- **What you will do**
Here are some records; return them all exactly.

- **Data to process**
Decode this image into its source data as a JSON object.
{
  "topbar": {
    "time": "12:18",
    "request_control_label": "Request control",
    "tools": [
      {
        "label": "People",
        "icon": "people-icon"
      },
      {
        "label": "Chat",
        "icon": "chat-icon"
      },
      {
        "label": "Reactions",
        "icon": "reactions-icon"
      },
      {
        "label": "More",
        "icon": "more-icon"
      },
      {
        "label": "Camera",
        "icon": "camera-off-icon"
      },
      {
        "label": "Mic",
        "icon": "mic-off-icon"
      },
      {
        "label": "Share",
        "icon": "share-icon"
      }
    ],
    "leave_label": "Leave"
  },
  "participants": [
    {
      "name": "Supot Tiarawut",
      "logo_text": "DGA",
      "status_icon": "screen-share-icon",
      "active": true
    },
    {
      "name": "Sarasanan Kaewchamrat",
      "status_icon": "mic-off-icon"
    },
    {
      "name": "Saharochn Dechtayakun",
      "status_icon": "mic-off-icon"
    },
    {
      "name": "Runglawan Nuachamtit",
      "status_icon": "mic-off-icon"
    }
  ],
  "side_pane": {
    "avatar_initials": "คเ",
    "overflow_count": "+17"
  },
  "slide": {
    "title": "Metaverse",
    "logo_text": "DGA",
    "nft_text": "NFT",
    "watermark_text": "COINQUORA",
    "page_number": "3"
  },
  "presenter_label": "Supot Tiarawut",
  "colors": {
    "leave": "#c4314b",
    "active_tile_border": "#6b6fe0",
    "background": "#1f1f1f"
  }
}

- **Worked answer**
Decode this image into its source data as a JSON object.
{
  "topbar": {
    "time": "12:18",
    "request_control_label": "Request control",
    "tools": [
      {
        "label": "People",
        "icon": "people-icon"
      },
      {
        "label": "Chat",
        "icon": "chat-icon"
      },
      {
        "label": "Reactions",
        "icon": "reactions-icon"
      },
      {
        "label": "More",
        "icon": "more-icon"
      },
      {
        "label": "Camera",
        "icon": "camera-off-icon"
      },
      {
        "label": "Mic",
        "icon": "mic-off-icon"
      },
      {
        "label": "Share",
        "icon": "share-icon"
      }
    ],
    "leave_label": "Leave"
  },
  "participants": [
    {
      "name": "Supot Tiarawut",
      "logo_text": "DGA",
      "status_icon": "screen-share-icon",
      "active": true
    },
    {
      "name": "Sarasanan Kaewchamrat",
      "status_icon": "mic-off-icon"
    },
    {
      "name": "Saharochn Dechtayakun",
      "status_icon": "mic-off-icon"
    },
    {
      "name": "Runglawan Nuachamtit",
      "status_icon": "mic-off-icon"
    }
  ],
  "side_pane": {
    "avatar_initials": "คเ",
    "overflow_count": "+17"
  },
  "slide": {
    "title": "Metaverse",
    "logo_text": "DGA",
    "nft_text": "NFT",
    "watermark_text": "COINQUORA",
    "page_number": "3"
  },
  "presenter_label": "Supot Tiarawut",
  "colors": {
    "leave": "#c4314b",
    "active_tile_border": "#6b6fe0",
    "background": "#1f1f1f"
  }
}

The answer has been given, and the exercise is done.